## What you are asked to do:
Check every line below for the word "marker" and give only the number of lines where it appears.
-------------------------
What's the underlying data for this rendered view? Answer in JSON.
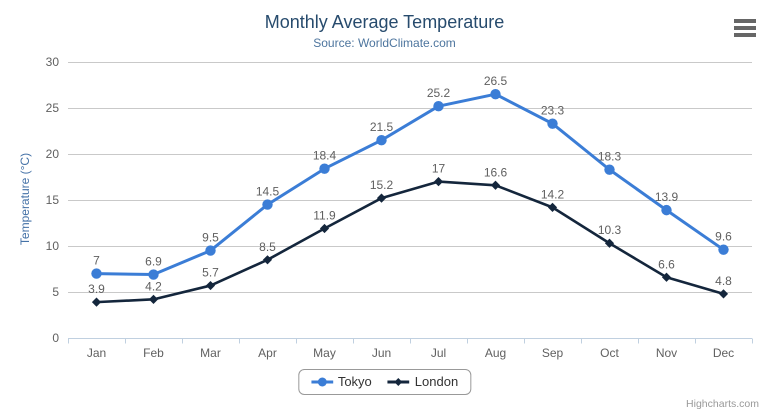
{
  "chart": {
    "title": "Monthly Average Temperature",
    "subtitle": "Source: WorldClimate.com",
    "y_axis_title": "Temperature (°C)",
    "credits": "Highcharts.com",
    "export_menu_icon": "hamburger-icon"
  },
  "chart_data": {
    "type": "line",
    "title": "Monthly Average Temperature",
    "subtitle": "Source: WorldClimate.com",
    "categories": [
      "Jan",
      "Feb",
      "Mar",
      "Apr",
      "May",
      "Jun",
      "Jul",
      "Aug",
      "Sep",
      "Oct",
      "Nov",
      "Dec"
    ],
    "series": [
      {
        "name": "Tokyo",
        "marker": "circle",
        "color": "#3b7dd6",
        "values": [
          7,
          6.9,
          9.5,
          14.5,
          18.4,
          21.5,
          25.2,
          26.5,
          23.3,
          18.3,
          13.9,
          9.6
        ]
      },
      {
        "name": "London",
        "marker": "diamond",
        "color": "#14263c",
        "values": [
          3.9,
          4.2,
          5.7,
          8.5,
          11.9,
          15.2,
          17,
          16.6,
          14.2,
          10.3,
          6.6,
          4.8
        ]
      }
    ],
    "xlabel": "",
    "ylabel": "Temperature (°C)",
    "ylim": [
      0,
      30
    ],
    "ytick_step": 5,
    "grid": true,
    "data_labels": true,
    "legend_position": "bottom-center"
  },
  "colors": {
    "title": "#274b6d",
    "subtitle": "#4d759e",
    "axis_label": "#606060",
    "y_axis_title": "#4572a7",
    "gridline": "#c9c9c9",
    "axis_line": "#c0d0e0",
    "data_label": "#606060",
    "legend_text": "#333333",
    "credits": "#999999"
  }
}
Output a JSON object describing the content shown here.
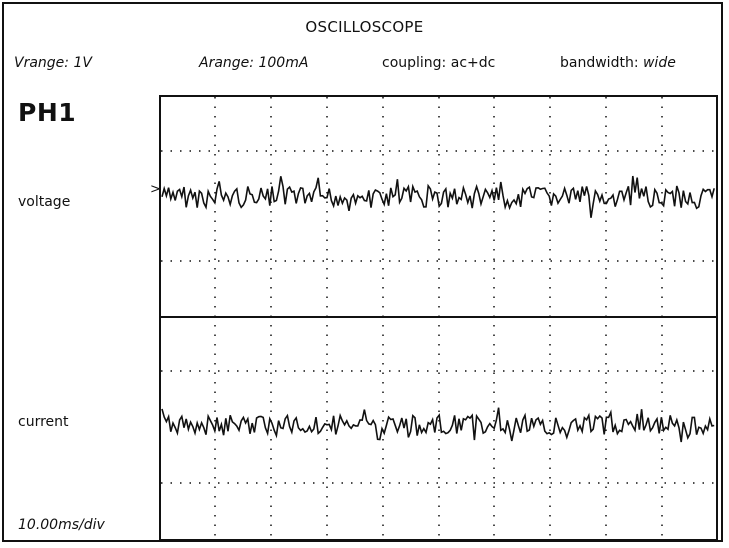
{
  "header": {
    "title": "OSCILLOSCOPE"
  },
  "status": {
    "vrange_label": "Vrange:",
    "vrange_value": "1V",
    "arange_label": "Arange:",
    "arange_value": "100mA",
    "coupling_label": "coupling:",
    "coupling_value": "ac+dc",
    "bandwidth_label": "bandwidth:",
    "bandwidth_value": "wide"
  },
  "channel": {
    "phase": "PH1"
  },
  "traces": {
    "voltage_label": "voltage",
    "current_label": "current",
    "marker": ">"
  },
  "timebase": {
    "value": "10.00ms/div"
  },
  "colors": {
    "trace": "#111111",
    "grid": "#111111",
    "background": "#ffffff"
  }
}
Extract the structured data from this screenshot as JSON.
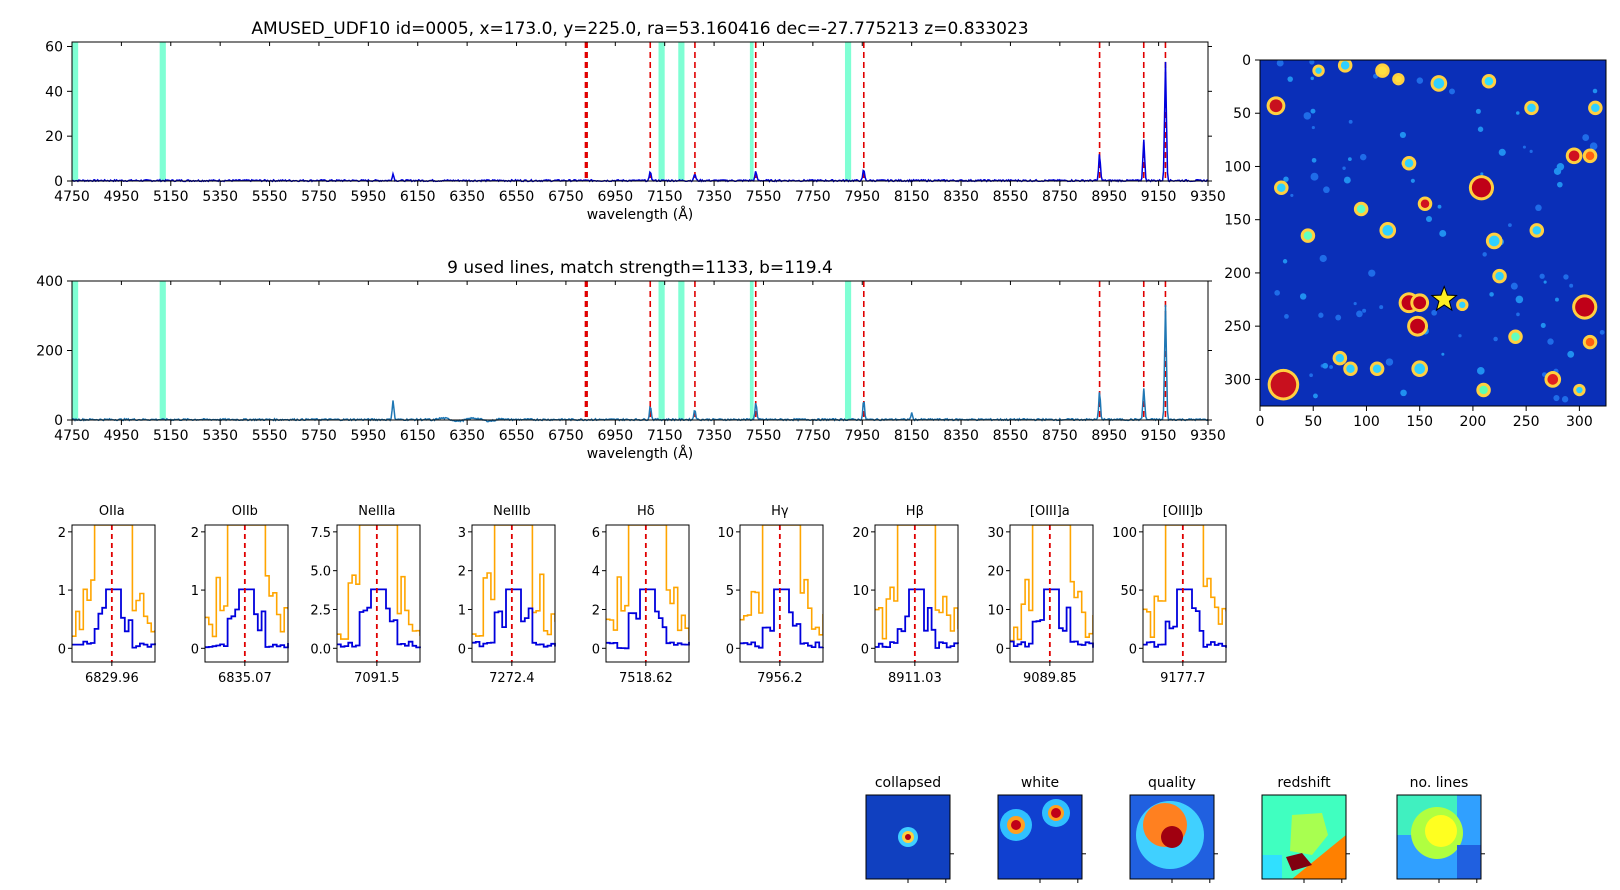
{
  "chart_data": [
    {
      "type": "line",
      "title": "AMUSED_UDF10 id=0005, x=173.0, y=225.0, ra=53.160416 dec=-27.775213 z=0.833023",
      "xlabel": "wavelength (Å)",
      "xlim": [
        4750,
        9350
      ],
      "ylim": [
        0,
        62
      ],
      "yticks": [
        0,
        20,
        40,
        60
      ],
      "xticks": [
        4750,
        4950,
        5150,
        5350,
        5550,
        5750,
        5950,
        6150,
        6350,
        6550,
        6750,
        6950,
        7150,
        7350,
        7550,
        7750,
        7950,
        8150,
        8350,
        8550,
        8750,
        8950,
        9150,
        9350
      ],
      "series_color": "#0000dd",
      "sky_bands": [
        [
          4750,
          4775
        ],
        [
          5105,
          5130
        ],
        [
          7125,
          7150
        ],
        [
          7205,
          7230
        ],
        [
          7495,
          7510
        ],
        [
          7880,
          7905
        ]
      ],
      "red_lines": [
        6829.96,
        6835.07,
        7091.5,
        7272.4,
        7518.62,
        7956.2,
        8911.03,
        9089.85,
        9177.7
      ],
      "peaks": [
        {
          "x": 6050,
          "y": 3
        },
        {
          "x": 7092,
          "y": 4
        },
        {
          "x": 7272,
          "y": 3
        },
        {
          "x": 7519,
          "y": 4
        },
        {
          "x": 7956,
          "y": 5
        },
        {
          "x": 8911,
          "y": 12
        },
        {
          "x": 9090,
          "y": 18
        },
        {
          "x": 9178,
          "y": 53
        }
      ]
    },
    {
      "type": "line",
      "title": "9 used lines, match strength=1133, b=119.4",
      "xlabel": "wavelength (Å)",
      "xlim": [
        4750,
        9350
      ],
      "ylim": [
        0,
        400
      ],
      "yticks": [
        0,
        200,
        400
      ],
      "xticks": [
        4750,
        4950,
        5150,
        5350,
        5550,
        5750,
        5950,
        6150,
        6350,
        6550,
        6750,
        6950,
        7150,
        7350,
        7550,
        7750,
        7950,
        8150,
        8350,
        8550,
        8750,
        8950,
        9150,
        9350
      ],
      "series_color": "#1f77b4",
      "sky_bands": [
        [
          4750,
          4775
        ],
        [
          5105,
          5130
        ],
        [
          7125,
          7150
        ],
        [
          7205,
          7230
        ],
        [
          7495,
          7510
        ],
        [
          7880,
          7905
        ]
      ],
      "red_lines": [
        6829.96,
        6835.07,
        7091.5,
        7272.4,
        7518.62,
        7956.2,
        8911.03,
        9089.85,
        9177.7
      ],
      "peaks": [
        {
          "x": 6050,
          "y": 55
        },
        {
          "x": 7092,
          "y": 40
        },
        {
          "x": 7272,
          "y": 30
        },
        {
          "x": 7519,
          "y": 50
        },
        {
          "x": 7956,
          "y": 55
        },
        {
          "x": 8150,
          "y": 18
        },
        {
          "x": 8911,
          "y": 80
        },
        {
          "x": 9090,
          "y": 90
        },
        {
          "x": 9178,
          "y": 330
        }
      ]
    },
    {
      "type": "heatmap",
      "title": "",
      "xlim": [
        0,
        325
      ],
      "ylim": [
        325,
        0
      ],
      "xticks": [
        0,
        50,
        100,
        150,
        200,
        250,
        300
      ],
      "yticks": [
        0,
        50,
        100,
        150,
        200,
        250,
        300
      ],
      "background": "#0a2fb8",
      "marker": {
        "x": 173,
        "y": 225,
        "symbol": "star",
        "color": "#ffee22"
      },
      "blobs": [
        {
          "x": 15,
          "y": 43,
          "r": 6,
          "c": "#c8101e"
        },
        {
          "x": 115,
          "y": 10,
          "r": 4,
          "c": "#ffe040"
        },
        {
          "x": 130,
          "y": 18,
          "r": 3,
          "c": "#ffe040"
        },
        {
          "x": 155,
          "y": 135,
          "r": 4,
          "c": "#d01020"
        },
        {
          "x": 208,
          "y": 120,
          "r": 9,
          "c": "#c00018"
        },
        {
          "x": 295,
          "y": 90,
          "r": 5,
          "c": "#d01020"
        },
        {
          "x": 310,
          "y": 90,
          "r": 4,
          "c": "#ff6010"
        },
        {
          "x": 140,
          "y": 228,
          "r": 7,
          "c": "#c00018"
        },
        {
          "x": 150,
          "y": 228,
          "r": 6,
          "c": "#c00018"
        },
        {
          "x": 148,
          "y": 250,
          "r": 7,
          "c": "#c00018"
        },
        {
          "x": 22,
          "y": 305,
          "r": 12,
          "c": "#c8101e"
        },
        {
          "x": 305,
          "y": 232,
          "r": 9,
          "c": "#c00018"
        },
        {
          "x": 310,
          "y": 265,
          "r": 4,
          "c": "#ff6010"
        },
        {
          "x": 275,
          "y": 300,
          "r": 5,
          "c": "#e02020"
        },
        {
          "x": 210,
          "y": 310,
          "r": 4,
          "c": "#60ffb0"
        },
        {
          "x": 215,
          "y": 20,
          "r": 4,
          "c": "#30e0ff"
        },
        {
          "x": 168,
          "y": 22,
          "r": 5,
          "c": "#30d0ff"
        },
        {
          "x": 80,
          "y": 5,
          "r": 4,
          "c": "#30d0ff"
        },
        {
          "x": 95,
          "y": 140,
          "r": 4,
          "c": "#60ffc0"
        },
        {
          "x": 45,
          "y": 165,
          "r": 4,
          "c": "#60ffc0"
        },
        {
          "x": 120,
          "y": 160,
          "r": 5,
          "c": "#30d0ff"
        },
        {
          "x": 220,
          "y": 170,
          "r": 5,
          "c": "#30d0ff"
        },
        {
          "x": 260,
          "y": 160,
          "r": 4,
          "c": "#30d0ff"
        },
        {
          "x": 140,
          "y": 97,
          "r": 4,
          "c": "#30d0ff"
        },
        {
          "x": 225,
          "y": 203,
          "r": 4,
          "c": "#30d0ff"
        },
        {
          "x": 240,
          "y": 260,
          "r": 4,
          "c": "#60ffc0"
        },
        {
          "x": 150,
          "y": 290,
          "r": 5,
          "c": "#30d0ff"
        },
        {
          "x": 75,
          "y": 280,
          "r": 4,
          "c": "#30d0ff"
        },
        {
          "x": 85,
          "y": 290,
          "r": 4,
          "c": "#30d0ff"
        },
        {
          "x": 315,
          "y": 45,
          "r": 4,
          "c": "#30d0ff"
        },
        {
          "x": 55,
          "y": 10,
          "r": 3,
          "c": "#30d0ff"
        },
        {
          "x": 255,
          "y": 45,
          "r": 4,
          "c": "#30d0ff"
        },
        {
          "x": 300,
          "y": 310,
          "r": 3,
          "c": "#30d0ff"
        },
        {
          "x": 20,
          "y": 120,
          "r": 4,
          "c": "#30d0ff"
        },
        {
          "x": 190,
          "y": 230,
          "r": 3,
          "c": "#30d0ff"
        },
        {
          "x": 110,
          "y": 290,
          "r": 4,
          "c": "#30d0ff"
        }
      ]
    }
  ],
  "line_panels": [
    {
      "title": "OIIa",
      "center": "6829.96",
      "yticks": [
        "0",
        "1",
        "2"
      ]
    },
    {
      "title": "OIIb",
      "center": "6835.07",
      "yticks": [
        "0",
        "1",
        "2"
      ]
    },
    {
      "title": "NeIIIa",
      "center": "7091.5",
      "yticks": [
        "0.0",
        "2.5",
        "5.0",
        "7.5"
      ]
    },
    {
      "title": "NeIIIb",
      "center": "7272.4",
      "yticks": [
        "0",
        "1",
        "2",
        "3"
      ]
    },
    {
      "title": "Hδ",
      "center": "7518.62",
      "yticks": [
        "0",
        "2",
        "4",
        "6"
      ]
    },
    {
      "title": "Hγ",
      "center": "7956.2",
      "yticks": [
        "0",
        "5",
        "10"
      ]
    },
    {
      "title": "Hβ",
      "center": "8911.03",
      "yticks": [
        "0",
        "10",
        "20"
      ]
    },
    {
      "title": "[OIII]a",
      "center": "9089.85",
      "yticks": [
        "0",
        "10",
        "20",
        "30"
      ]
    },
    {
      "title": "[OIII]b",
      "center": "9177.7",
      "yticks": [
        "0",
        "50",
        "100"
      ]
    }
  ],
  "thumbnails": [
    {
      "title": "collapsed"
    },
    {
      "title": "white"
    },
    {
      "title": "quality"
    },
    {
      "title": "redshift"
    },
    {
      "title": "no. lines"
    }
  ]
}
-------------------------
## Written solution:
4